EXCERPT TO READ
These events have been planned for specific campus community members - writing instructors, graduate students, and faculty. To participate, please contact Kim Emmons (368-6924 or kimberly.emmons@case.edu). Thank You!

 

Wednesday, April 15, 2009

 

Workshop for Writing Faculty

"A Template Approach to Academic Writing"

Cathy Birkenstein-Graff & Gerald Graff
12:30 p.m. - 2:30 p.m., Baker-Nord Center for the Humanities, Clark 209

Often without realizing it, experienced writers have come to master certain rhetorical conventions or "moves" that underlie all persuasive writing. In this workshop, Cathy Birkenstein-Graff and Gerald Graff suggest that these conventional moves are so commonly made that they can be represented in basic templates: fill-in-the-blank grids or scaffoldings that can be given directly to students to enable them to make these sophisticated moves in their own writing right away.  The basic template that Cathy and Gerald will focus on is what, in their recent textbook, they call the "They Say/I Say" move, which helps students engage the arguments of others ("they say") in a way that sets the stage for their own ideas ("I say").

SET PROBLEM 1
Decide whether each statement agrees with the workshop announcement, answering yes or no and quoting the words of the text that settle it. (a) The workshop runs from 12:30 p.m. to 2:30 p.m. (b) The events are open to any member of the public. (c) The templates described can be handed directly to students.
SET PROBLEM 2
Reproduce word for word the stretch of the workshop announcement that begins at the words "These events have" and stops after "kimberly.emmons@case.edu). Thank You!".

SUPPLIED MATERIAL
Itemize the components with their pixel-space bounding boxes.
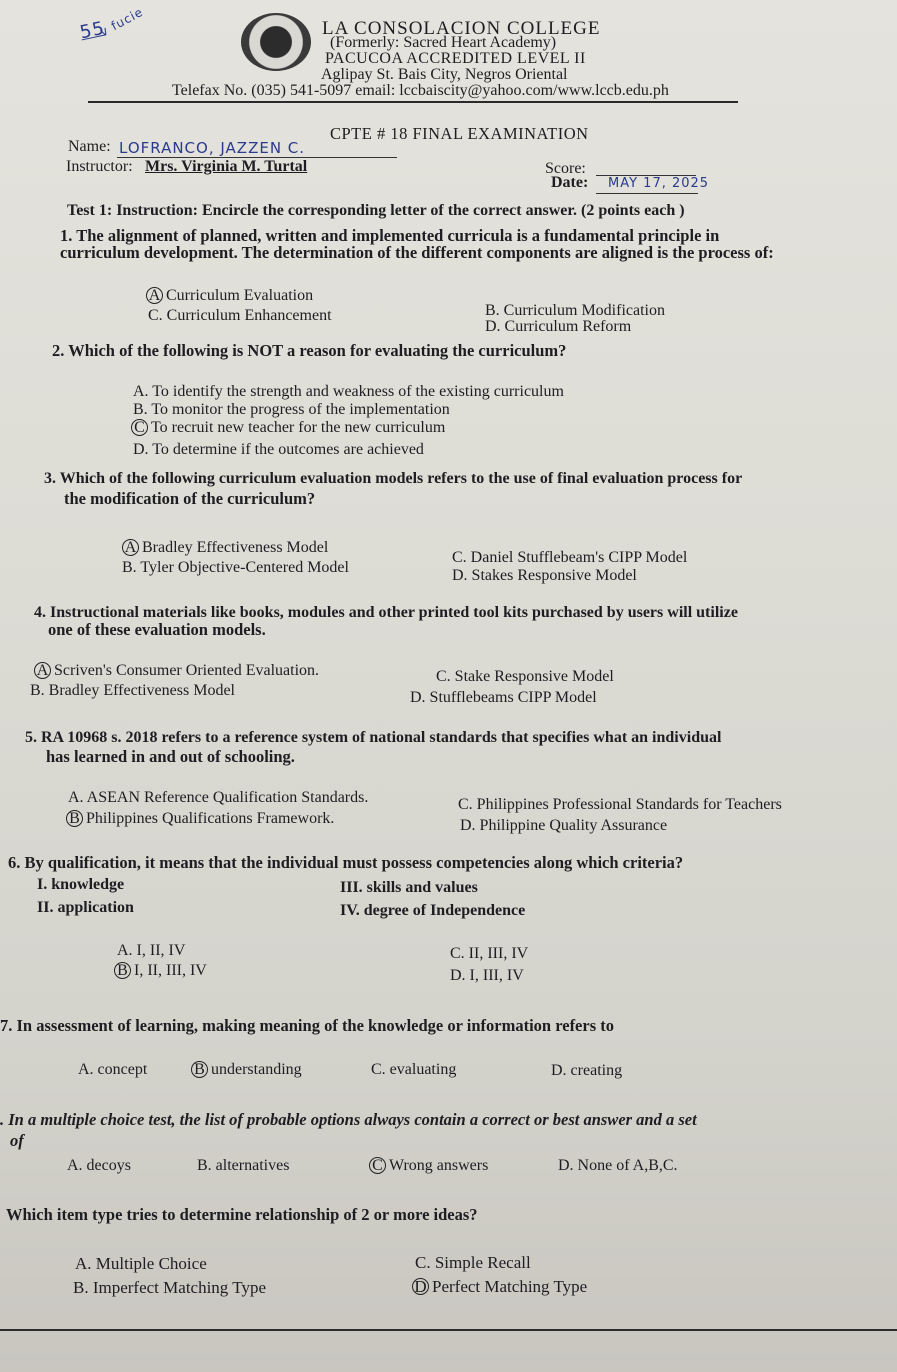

EXPECTED OUTPUT 1
(a) Yes: "12:30 p.m. - 2:30 p.m."
(b) No: "These events have been planned for specific campus community members - writing instructors, graduate students, and faculty."
(c) Yes: "fill-in-the-blank grids or scaffoldings that can be given directly to students"

EXPECTED OUTPUT 2
These events have been planned for specific campus community members - writing instructors, graduate students, and faculty. To participate, please contact Kim Emmons (368-6924 or kimberly.emmons@case.edu). Thank You!